* start DATA EXTRACT *

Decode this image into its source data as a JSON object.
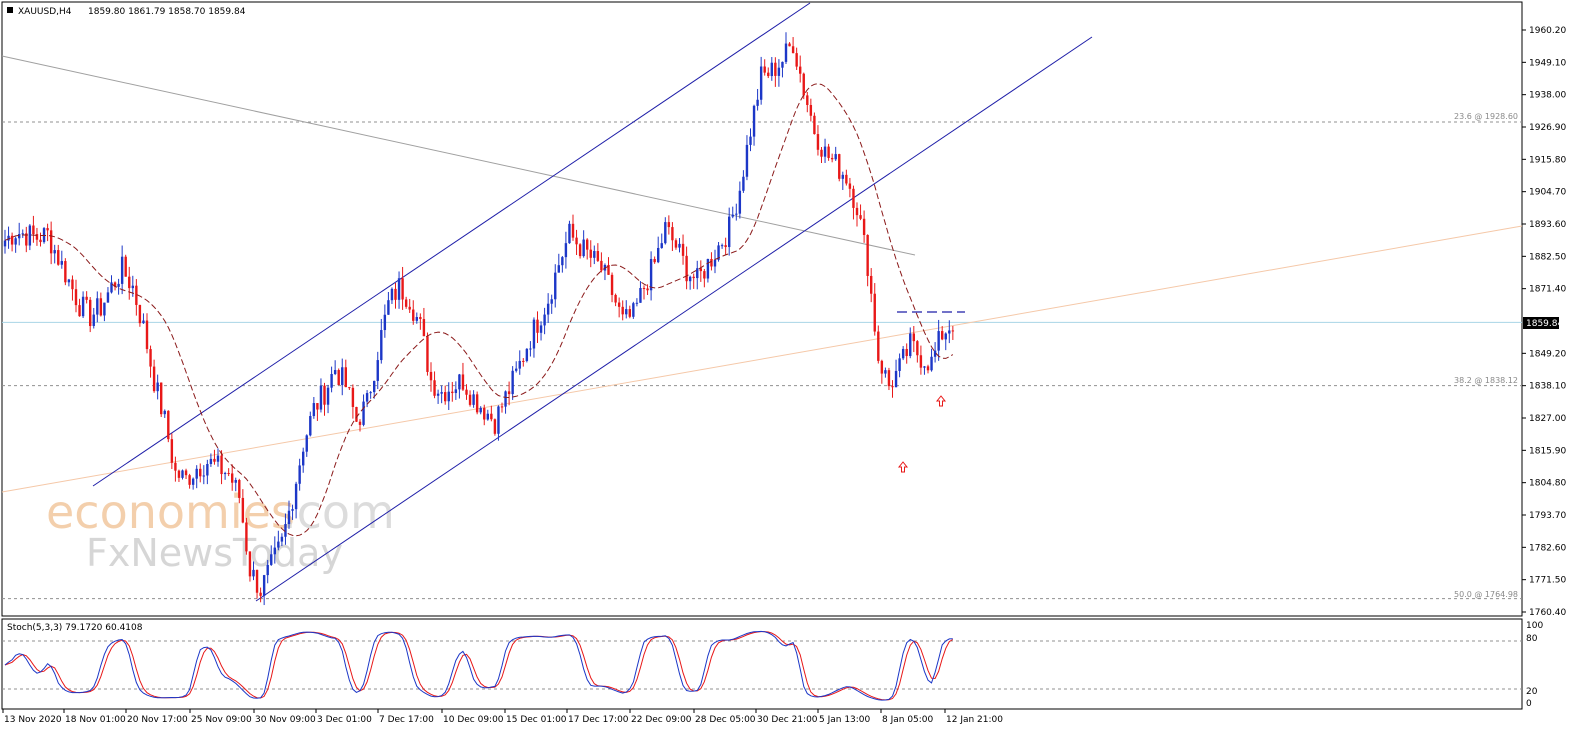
{
  "header": {
    "symbol": "XAUUSD,H4",
    "ohlc": "1859.80 1861.79 1858.70 1859.84"
  },
  "price_axis": {
    "ticks": [
      "1960.20",
      "1949.10",
      "1938.00",
      "1926.90",
      "1915.80",
      "1904.70",
      "1893.60",
      "1882.50",
      "1871.40",
      "1849.20",
      "1838.10",
      "1827.00",
      "1815.90",
      "1804.80",
      "1793.70",
      "1782.60",
      "1771.50",
      "1760.40"
    ],
    "current_price_label": "1859.84"
  },
  "fib_labels": {
    "f236": "23.6 @ 1928.60",
    "f382": "38.2 @ 1838.12",
    "f500": "50.0 @ 1764.98"
  },
  "watermark": {
    "line1_part1": "economies",
    "line1_part2": ".com",
    "line2": "FxNewsToday"
  },
  "indicator": {
    "label": "Stoch(5,3,3) 79.1720 60.4108",
    "ticks": [
      "100",
      "80",
      "20",
      "0"
    ]
  },
  "time_axis": {
    "labels": [
      "13 Nov 2020",
      "18 Nov 01:00",
      "20 Nov 17:00",
      "25 Nov 09:00",
      "30 Nov 09:00",
      "3 Dec 01:00",
      "7 Dec 17:00",
      "10 Dec 09:00",
      "15 Dec 01:00",
      "17 Dec 17:00",
      "22 Dec 09:00",
      "28 Dec 05:00",
      "30 Dec 21:00",
      "5 Jan 13:00",
      "8 Jan 05:00",
      "12 Jan 21:00"
    ]
  },
  "colors": {
    "bull": "#1c37c7",
    "bear": "#e81818",
    "channel": "#1e1ea8",
    "trendline_gray": "#a0a0a0",
    "ma": "#8b1a1a",
    "fib_dash": "#909090",
    "current_line": "#a8d4e6",
    "peach_line": "#f5c8a8",
    "stoch_main": "#1c37c7",
    "stoch_signal": "#e81818"
  },
  "chart_data": {
    "type": "candlestick",
    "title": "XAUUSD,H4",
    "y_range": [
      1760.4,
      1960.2
    ],
    "x": [
      "13 Nov 2020",
      "18 Nov 01:00",
      "20 Nov 17:00",
      "25 Nov 09:00",
      "30 Nov 09:00",
      "3 Dec 01:00",
      "7 Dec 17:00",
      "10 Dec 09:00",
      "15 Dec 01:00",
      "17 Dec 17:00",
      "22 Dec 09:00",
      "28 Dec 05:00",
      "30 Dec 21:00",
      "5 Jan 13:00",
      "8 Jan 05:00",
      "12 Jan 21:00"
    ],
    "close_path": [
      [
        0,
        1888
      ],
      [
        3,
        1891
      ],
      [
        6,
        1890
      ],
      [
        9,
        1889
      ],
      [
        12,
        1890
      ],
      [
        15,
        1882
      ],
      [
        18,
        1874
      ],
      [
        21,
        1866
      ],
      [
        24,
        1862
      ],
      [
        27,
        1865
      ],
      [
        30,
        1872
      ],
      [
        33,
        1878
      ],
      [
        36,
        1872
      ],
      [
        39,
        1858
      ],
      [
        42,
        1840
      ],
      [
        45,
        1826
      ],
      [
        48,
        1808
      ],
      [
        51,
        1806
      ],
      [
        54,
        1810
      ],
      [
        57,
        1812
      ],
      [
        60,
        1810
      ],
      [
        63,
        1808
      ],
      [
        66,
        1800
      ],
      [
        69,
        1775
      ],
      [
        72,
        1768
      ],
      [
        75,
        1776
      ],
      [
        78,
        1784
      ],
      [
        81,
        1800
      ],
      [
        84,
        1818
      ],
      [
        87,
        1830
      ],
      [
        90,
        1836
      ],
      [
        93,
        1844
      ],
      [
        96,
        1838
      ],
      [
        99,
        1826
      ],
      [
        102,
        1832
      ],
      [
        105,
        1850
      ],
      [
        108,
        1866
      ],
      [
        111,
        1872
      ],
      [
        114,
        1868
      ],
      [
        117,
        1858
      ],
      [
        120,
        1840
      ],
      [
        123,
        1836
      ],
      [
        126,
        1838
      ],
      [
        129,
        1840
      ],
      [
        132,
        1834
      ],
      [
        135,
        1830
      ],
      [
        138,
        1826
      ],
      [
        141,
        1834
      ],
      [
        144,
        1842
      ],
      [
        147,
        1852
      ],
      [
        150,
        1860
      ],
      [
        153,
        1868
      ],
      [
        156,
        1880
      ],
      [
        159,
        1890
      ],
      [
        162,
        1886
      ],
      [
        165,
        1882
      ],
      [
        168,
        1878
      ],
      [
        171,
        1870
      ],
      [
        174,
        1860
      ],
      [
        177,
        1862
      ],
      [
        180,
        1872
      ],
      [
        183,
        1880
      ],
      [
        186,
        1892
      ],
      [
        189,
        1886
      ],
      [
        192,
        1878
      ],
      [
        195,
        1874
      ],
      [
        198,
        1880
      ],
      [
        201,
        1886
      ],
      [
        204,
        1892
      ],
      [
        207,
        1906
      ],
      [
        210,
        1926
      ],
      [
        213,
        1944
      ],
      [
        216,
        1946
      ],
      [
        219,
        1950
      ],
      [
        222,
        1956
      ],
      [
        225,
        1940
      ],
      [
        228,
        1926
      ],
      [
        231,
        1918
      ],
      [
        234,
        1914
      ],
      [
        237,
        1910
      ],
      [
        240,
        1900
      ],
      [
        243,
        1880
      ],
      [
        246,
        1848
      ],
      [
        249,
        1838
      ],
      [
        252,
        1844
      ],
      [
        255,
        1852
      ],
      [
        258,
        1848
      ],
      [
        261,
        1846
      ],
      [
        264,
        1856
      ],
      [
        267,
        1860
      ]
    ],
    "fib_levels": [
      {
        "label": "23.6",
        "price": 1928.6
      },
      {
        "label": "38.2",
        "price": 1838.12
      },
      {
        "label": "50.0",
        "price": 1764.98
      }
    ],
    "current_price": 1859.84,
    "indicator": {
      "name": "Stoch(5,3,3)",
      "main": 79.172,
      "signal": 60.4108,
      "levels": [
        20,
        80
      ],
      "range": [
        0,
        100
      ]
    }
  }
}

* end DATA EXTRACT *

» **DIRECTIONS FOR THIS TASK**
Exact duplication of all the records is required; pictures are omitted from the copy.

» **SOLUTION TO THE EXERCISE**
Decode this image into its source data as a JSON object.
{
  "header": {
    "symbol": "XAUUSD,H4",
    "ohlc": "1859.80 1861.79 1858.70 1859.84"
  },
  "price_axis": {
    "ticks": [
      "1960.20",
      "1949.10",
      "1938.00",
      "1926.90",
      "1915.80",
      "1904.70",
      "1893.60",
      "1882.50",
      "1871.40",
      "1849.20",
      "1838.10",
      "1827.00",
      "1815.90",
      "1804.80",
      "1793.70",
      "1782.60",
      "1771.50",
      "1760.40"
    ],
    "current_price_label": "1859.84"
  },
  "fib_labels": {
    "f236": "23.6 @ 1928.60",
    "f382": "38.2 @ 1838.12",
    "f500": "50.0 @ 1764.98"
  },
  "watermark": {
    "line1_part1": "economies",
    "line1_part2": ".com",
    "line2": "FxNewsToday"
  },
  "indicator": {
    "label": "Stoch(5,3,3) 79.1720 60.4108",
    "ticks": [
      "100",
      "80",
      "20",
      "0"
    ]
  },
  "time_axis": {
    "labels": [
      "13 Nov 2020",
      "18 Nov 01:00",
      "20 Nov 17:00",
      "25 Nov 09:00",
      "30 Nov 09:00",
      "3 Dec 01:00",
      "7 Dec 17:00",
      "10 Dec 09:00",
      "15 Dec 01:00",
      "17 Dec 17:00",
      "22 Dec 09:00",
      "28 Dec 05:00",
      "30 Dec 21:00",
      "5 Jan 13:00",
      "8 Jan 05:00",
      "12 Jan 21:00"
    ]
  },
  "colors": {
    "bull": "#1c37c7",
    "bear": "#e81818",
    "channel": "#1e1ea8",
    "trendline_gray": "#a0a0a0",
    "ma": "#8b1a1a",
    "fib_dash": "#909090",
    "current_line": "#a8d4e6",
    "peach_line": "#f5c8a8",
    "stoch_main": "#1c37c7",
    "stoch_signal": "#e81818"
  },
  "chart_data": {
    "type": "candlestick",
    "title": "XAUUSD,H4",
    "y_range": [
      1760.4,
      1960.2
    ],
    "x": [
      "13 Nov 2020",
      "18 Nov 01:00",
      "20 Nov 17:00",
      "25 Nov 09:00",
      "30 Nov 09:00",
      "3 Dec 01:00",
      "7 Dec 17:00",
      "10 Dec 09:00",
      "15 Dec 01:00",
      "17 Dec 17:00",
      "22 Dec 09:00",
      "28 Dec 05:00",
      "30 Dec 21:00",
      "5 Jan 13:00",
      "8 Jan 05:00",
      "12 Jan 21:00"
    ],
    "close_path": [
      [
        0,
        1888
      ],
      [
        3,
        1891
      ],
      [
        6,
        1890
      ],
      [
        9,
        1889
      ],
      [
        12,
        1890
      ],
      [
        15,
        1882
      ],
      [
        18,
        1874
      ],
      [
        21,
        1866
      ],
      [
        24,
        1862
      ],
      [
        27,
        1865
      ],
      [
        30,
        1872
      ],
      [
        33,
        1878
      ],
      [
        36,
        1872
      ],
      [
        39,
        1858
      ],
      [
        42,
        1840
      ],
      [
        45,
        1826
      ],
      [
        48,
        1808
      ],
      [
        51,
        1806
      ],
      [
        54,
        1810
      ],
      [
        57,
        1812
      ],
      [
        60,
        1810
      ],
      [
        63,
        1808
      ],
      [
        66,
        1800
      ],
      [
        69,
        1775
      ],
      [
        72,
        1768
      ],
      [
        75,
        1776
      ],
      [
        78,
        1784
      ],
      [
        81,
        1800
      ],
      [
        84,
        1818
      ],
      [
        87,
        1830
      ],
      [
        90,
        1836
      ],
      [
        93,
        1844
      ],
      [
        96,
        1838
      ],
      [
        99,
        1826
      ],
      [
        102,
        1832
      ],
      [
        105,
        1850
      ],
      [
        108,
        1866
      ],
      [
        111,
        1872
      ],
      [
        114,
        1868
      ],
      [
        117,
        1858
      ],
      [
        120,
        1840
      ],
      [
        123,
        1836
      ],
      [
        126,
        1838
      ],
      [
        129,
        1840
      ],
      [
        132,
        1834
      ],
      [
        135,
        1830
      ],
      [
        138,
        1826
      ],
      [
        141,
        1834
      ],
      [
        144,
        1842
      ],
      [
        147,
        1852
      ],
      [
        150,
        1860
      ],
      [
        153,
        1868
      ],
      [
        156,
        1880
      ],
      [
        159,
        1890
      ],
      [
        162,
        1886
      ],
      [
        165,
        1882
      ],
      [
        168,
        1878
      ],
      [
        171,
        1870
      ],
      [
        174,
        1860
      ],
      [
        177,
        1862
      ],
      [
        180,
        1872
      ],
      [
        183,
        1880
      ],
      [
        186,
        1892
      ],
      [
        189,
        1886
      ],
      [
        192,
        1878
      ],
      [
        195,
        1874
      ],
      [
        198,
        1880
      ],
      [
        201,
        1886
      ],
      [
        204,
        1892
      ],
      [
        207,
        1906
      ],
      [
        210,
        1926
      ],
      [
        213,
        1944
      ],
      [
        216,
        1946
      ],
      [
        219,
        1950
      ],
      [
        222,
        1956
      ],
      [
        225,
        1940
      ],
      [
        228,
        1926
      ],
      [
        231,
        1918
      ],
      [
        234,
        1914
      ],
      [
        237,
        1910
      ],
      [
        240,
        1900
      ],
      [
        243,
        1880
      ],
      [
        246,
        1848
      ],
      [
        249,
        1838
      ],
      [
        252,
        1844
      ],
      [
        255,
        1852
      ],
      [
        258,
        1848
      ],
      [
        261,
        1846
      ],
      [
        264,
        1856
      ],
      [
        267,
        1860
      ]
    ],
    "fib_levels": [
      {
        "label": "23.6",
        "price": 1928.6
      },
      {
        "label": "38.2",
        "price": 1838.12
      },
      {
        "label": "50.0",
        "price": 1764.98
      }
    ],
    "current_price": 1859.84,
    "indicator": {
      "name": "Stoch(5,3,3)",
      "main": 79.172,
      "signal": 60.4108,
      "levels": [
        20,
        80
      ],
      "range": [
        0,
        100
      ]
    }
  }
}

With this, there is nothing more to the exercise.